▸ Dataset records:
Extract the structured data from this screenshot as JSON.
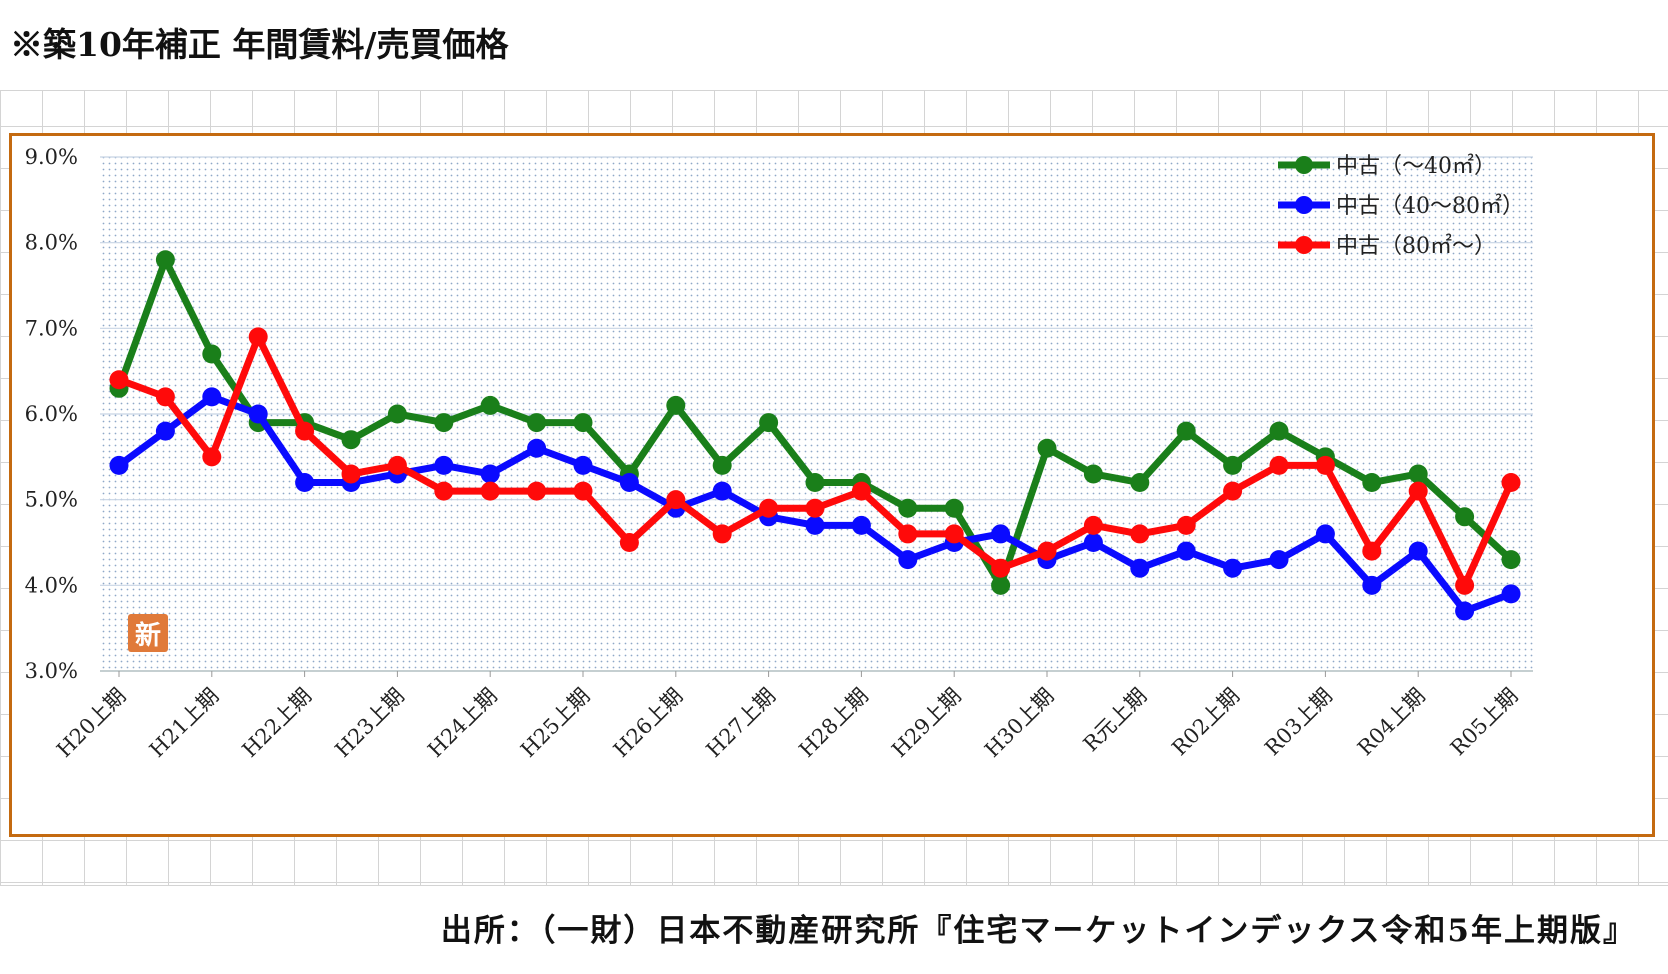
{
  "page": {
    "title": "※築10年補正 年間賃料/売買価格",
    "source": "出所：（一財）日本不動産研究所『住宅マーケットインデックス令和5年上期版』"
  },
  "chart_data": {
    "type": "line",
    "title": "",
    "xlabel": "",
    "ylabel": "",
    "ylim": [
      3.0,
      9.0
    ],
    "y_ticks": [
      "3.0%",
      "4.0%",
      "5.0%",
      "6.0%",
      "7.0%",
      "8.0%",
      "9.0%"
    ],
    "categories": [
      "H20上期",
      "H20下期",
      "H21上期",
      "H21下期",
      "H22上期",
      "H22下期",
      "H23上期",
      "H23下期",
      "H24上期",
      "H24下期",
      "H25上期",
      "H25下期",
      "H26上期",
      "H26下期",
      "H27上期",
      "H27下期",
      "H28上期",
      "H28下期",
      "H29上期",
      "H29下期",
      "H30上期",
      "H30下期",
      "R元上期",
      "R元下期",
      "R02上期",
      "R02下期",
      "R03上期",
      "R03下期",
      "R04上期",
      "R04下期",
      "R05上期"
    ],
    "category_labels_shown": [
      "H20上期",
      "H21上期",
      "H22上期",
      "H23上期",
      "H24上期",
      "H25上期",
      "H26上期",
      "H27上期",
      "H28上期",
      "H29上期",
      "H30上期",
      "R元上期",
      "R02上期",
      "R03上期",
      "R04上期",
      "R05上期"
    ],
    "grid": true,
    "legend_position": "top-right",
    "series": [
      {
        "name": "中古（～40㎡）",
        "color": "#1a7f1a",
        "values": [
          6.3,
          7.8,
          6.7,
          5.9,
          5.9,
          5.7,
          6.0,
          5.9,
          6.1,
          5.9,
          5.9,
          5.3,
          6.1,
          5.4,
          5.9,
          5.2,
          5.2,
          4.9,
          4.9,
          4.0,
          5.6,
          5.3,
          5.2,
          5.8,
          5.4,
          5.8,
          5.5,
          5.2,
          5.3,
          4.8,
          4.3
        ]
      },
      {
        "name": "中古（40～80㎡）",
        "color": "#0a0aff",
        "values": [
          5.4,
          5.8,
          6.2,
          6.0,
          5.2,
          5.2,
          5.3,
          5.4,
          5.3,
          5.6,
          5.4,
          5.2,
          4.9,
          5.1,
          4.8,
          4.7,
          4.7,
          4.3,
          4.5,
          4.6,
          4.3,
          4.5,
          4.2,
          4.4,
          4.2,
          4.3,
          4.6,
          4.0,
          4.4,
          3.7,
          3.9
        ]
      },
      {
        "name": "中古（80㎡～）",
        "color": "#ff0a0a",
        "values": [
          6.4,
          6.2,
          5.5,
          6.9,
          5.8,
          5.3,
          5.4,
          5.1,
          5.1,
          5.1,
          5.1,
          4.5,
          5.0,
          4.6,
          4.9,
          4.9,
          5.1,
          4.6,
          4.6,
          4.2,
          4.4,
          4.7,
          4.6,
          4.7,
          5.1,
          5.4,
          5.4,
          4.4,
          5.1,
          4.0,
          5.2
        ]
      }
    ],
    "badge": {
      "text": "新",
      "color": "#e07a3a"
    }
  }
}
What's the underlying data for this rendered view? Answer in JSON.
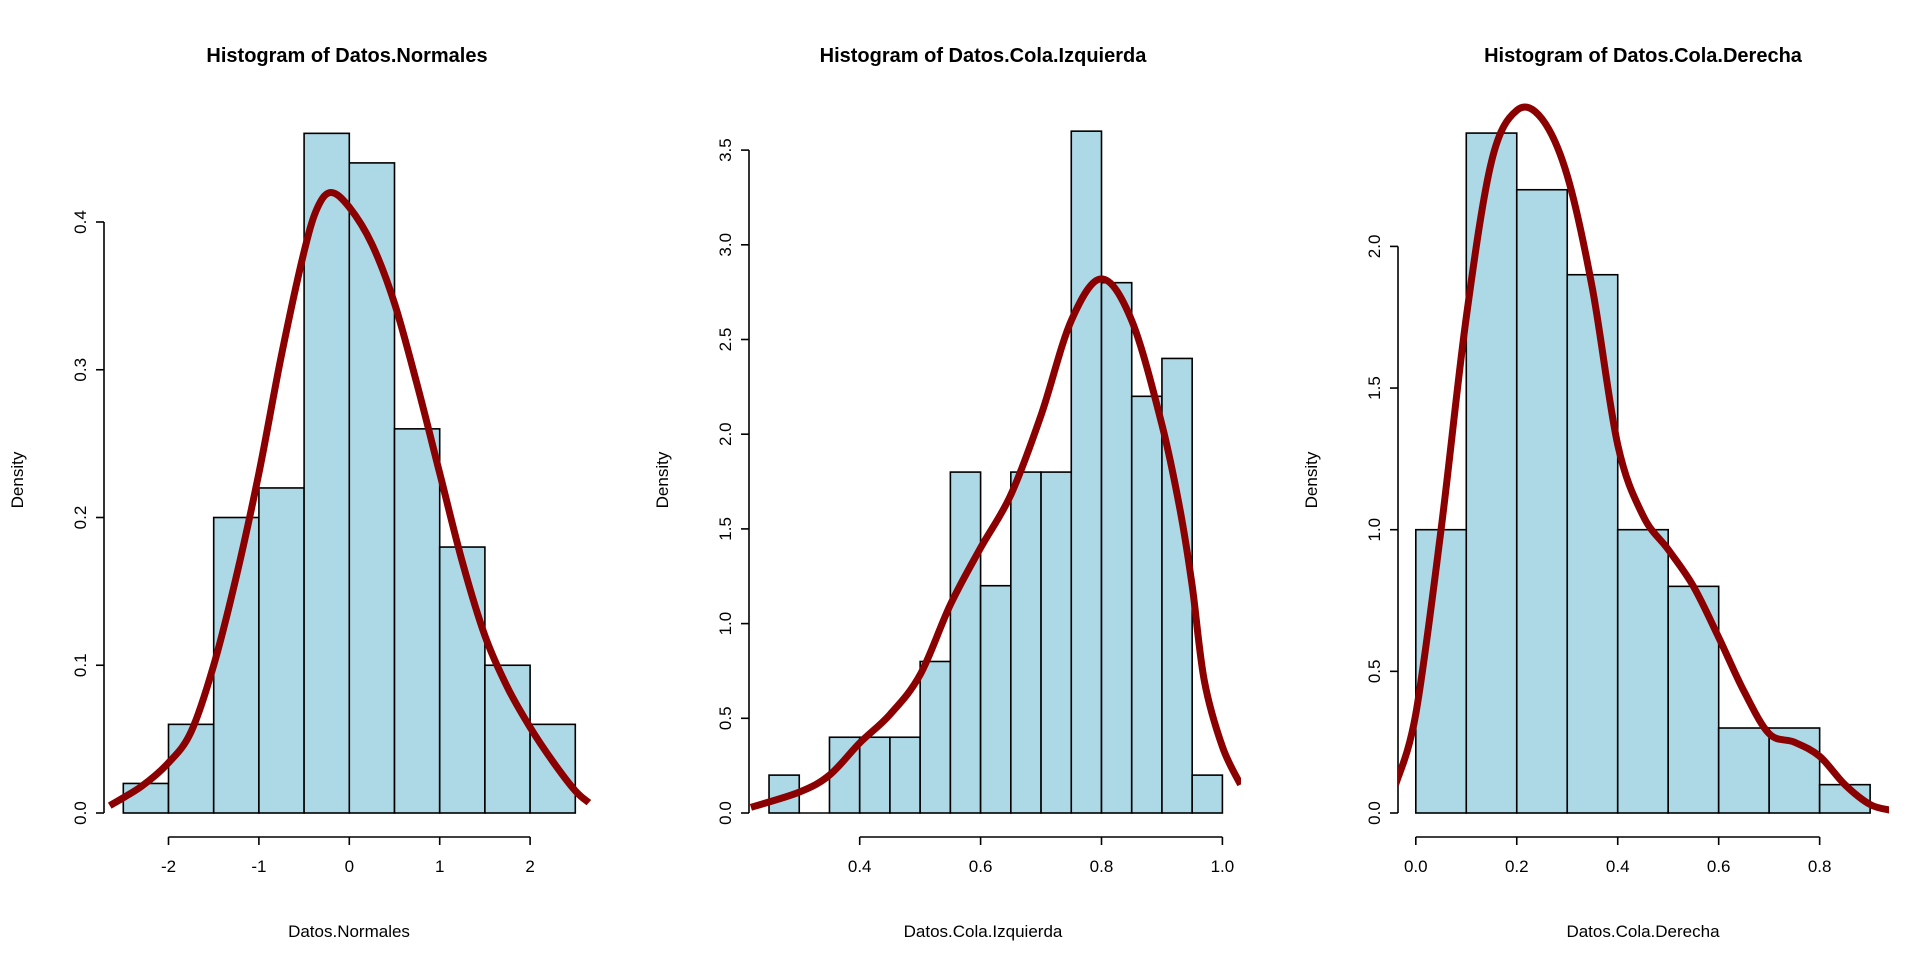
{
  "chart_data": [
    {
      "type": "bar",
      "title": "Histogram of Datos.Normales",
      "xlabel": "Datos.Normales",
      "ylabel": "Density",
      "bin_edges": [
        -2.5,
        -2.0,
        -1.5,
        -1.0,
        -0.5,
        0.0,
        0.5,
        1.0,
        1.5,
        2.0,
        2.5
      ],
      "values": [
        0.02,
        0.06,
        0.2,
        0.22,
        0.46,
        0.44,
        0.26,
        0.18,
        0.1,
        0.06
      ],
      "xticks": [
        -2,
        -1,
        0,
        1,
        2
      ],
      "xtick_labels": [
        "-2",
        "-1",
        "0",
        "1",
        "2"
      ],
      "yticks": [
        0,
        0.1,
        0.2,
        0.3,
        0.4
      ],
      "ytick_labels": [
        "0.0",
        "0.1",
        "0.2",
        "0.3",
        "0.4"
      ],
      "bar_color": "#ADD8E6",
      "density_curve": {
        "color": "#8B0000",
        "x": [
          -2.65,
          -2.3,
          -2.0,
          -1.75,
          -1.5,
          -1.25,
          -1.0,
          -0.75,
          -0.5,
          -0.35,
          -0.2,
          0.0,
          0.25,
          0.5,
          0.75,
          1.0,
          1.25,
          1.5,
          1.75,
          2.0,
          2.25,
          2.5,
          2.65
        ],
        "y": [
          0.005,
          0.018,
          0.034,
          0.055,
          0.1,
          0.16,
          0.23,
          0.31,
          0.38,
          0.41,
          0.42,
          0.41,
          0.385,
          0.345,
          0.29,
          0.23,
          0.17,
          0.12,
          0.085,
          0.058,
          0.035,
          0.015,
          0.007
        ]
      }
    },
    {
      "type": "bar",
      "title": "Histogram of Datos.Cola.Izquierda",
      "xlabel": "Datos.Cola.Izquierda",
      "ylabel": "Density",
      "bin_edges": [
        0.25,
        0.3,
        0.35,
        0.4,
        0.45,
        0.5,
        0.55,
        0.6,
        0.65,
        0.7,
        0.75,
        0.8,
        0.85,
        0.9,
        0.95,
        1.0
      ],
      "values": [
        0.2,
        0.0,
        0.4,
        0.4,
        0.4,
        0.8,
        1.8,
        1.2,
        1.8,
        1.8,
        3.6,
        2.8,
        2.2,
        2.4,
        0.2
      ],
      "xticks": [
        0.4,
        0.6,
        0.8,
        1.0
      ],
      "xtick_labels": [
        "0.4",
        "0.6",
        "0.8",
        "1.0"
      ],
      "yticks": [
        0,
        0.5,
        1.0,
        1.5,
        2.0,
        2.5,
        3.0,
        3.5
      ],
      "ytick_labels": [
        "0.0",
        "0.5",
        "1.0",
        "1.5",
        "2.0",
        "2.5",
        "3.0",
        "3.5"
      ],
      "bar_color": "#ADD8E6",
      "density_curve": {
        "color": "#8B0000",
        "x": [
          0.22,
          0.3,
          0.35,
          0.4,
          0.45,
          0.5,
          0.55,
          0.6,
          0.65,
          0.7,
          0.75,
          0.8,
          0.85,
          0.9,
          0.93,
          0.95,
          0.97,
          1.0,
          1.03
        ],
        "y": [
          0.03,
          0.11,
          0.2,
          0.37,
          0.52,
          0.73,
          1.1,
          1.4,
          1.68,
          2.1,
          2.6,
          2.82,
          2.6,
          2.05,
          1.6,
          1.2,
          0.7,
          0.35,
          0.15
        ]
      }
    },
    {
      "type": "bar",
      "title": "Histogram of Datos.Cola.Derecha",
      "xlabel": "Datos.Cola.Derecha",
      "ylabel": "Density",
      "bin_edges": [
        0.0,
        0.1,
        0.2,
        0.3,
        0.4,
        0.5,
        0.6,
        0.7,
        0.8,
        0.9
      ],
      "values": [
        1.0,
        2.4,
        2.2,
        1.9,
        1.0,
        0.8,
        0.3,
        0.3,
        0.1
      ],
      "xticks": [
        0.0,
        0.2,
        0.4,
        0.6,
        0.8
      ],
      "xtick_labels": [
        "0.0",
        "0.2",
        "0.4",
        "0.6",
        "0.8"
      ],
      "yticks": [
        0,
        0.5,
        1.0,
        1.5,
        2.0
      ],
      "ytick_labels": [
        "0.0",
        "0.5",
        "1.0",
        "1.5",
        "2.0"
      ],
      "bar_color": "#ADD8E6",
      "density_curve": {
        "color": "#8B0000",
        "x": [
          -0.04,
          0.0,
          0.05,
          0.1,
          0.15,
          0.2,
          0.25,
          0.3,
          0.35,
          0.4,
          0.45,
          0.5,
          0.55,
          0.6,
          0.65,
          0.7,
          0.75,
          0.8,
          0.85,
          0.9,
          0.94
        ],
        "y": [
          0.1,
          0.35,
          1.0,
          1.75,
          2.3,
          2.48,
          2.45,
          2.25,
          1.85,
          1.3,
          1.05,
          0.93,
          0.8,
          0.62,
          0.43,
          0.28,
          0.25,
          0.2,
          0.1,
          0.03,
          0.01
        ]
      }
    }
  ]
}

▸ Problem description:
Identify every line where the string "Histogram" appears.

▸ Completed exercise:
      "title": "Histogram of Datos.Normales",
      "title": "Histogram of Datos.Cola.Izquierda",
      "title": "Histogram of Datos.Cola.Derecha",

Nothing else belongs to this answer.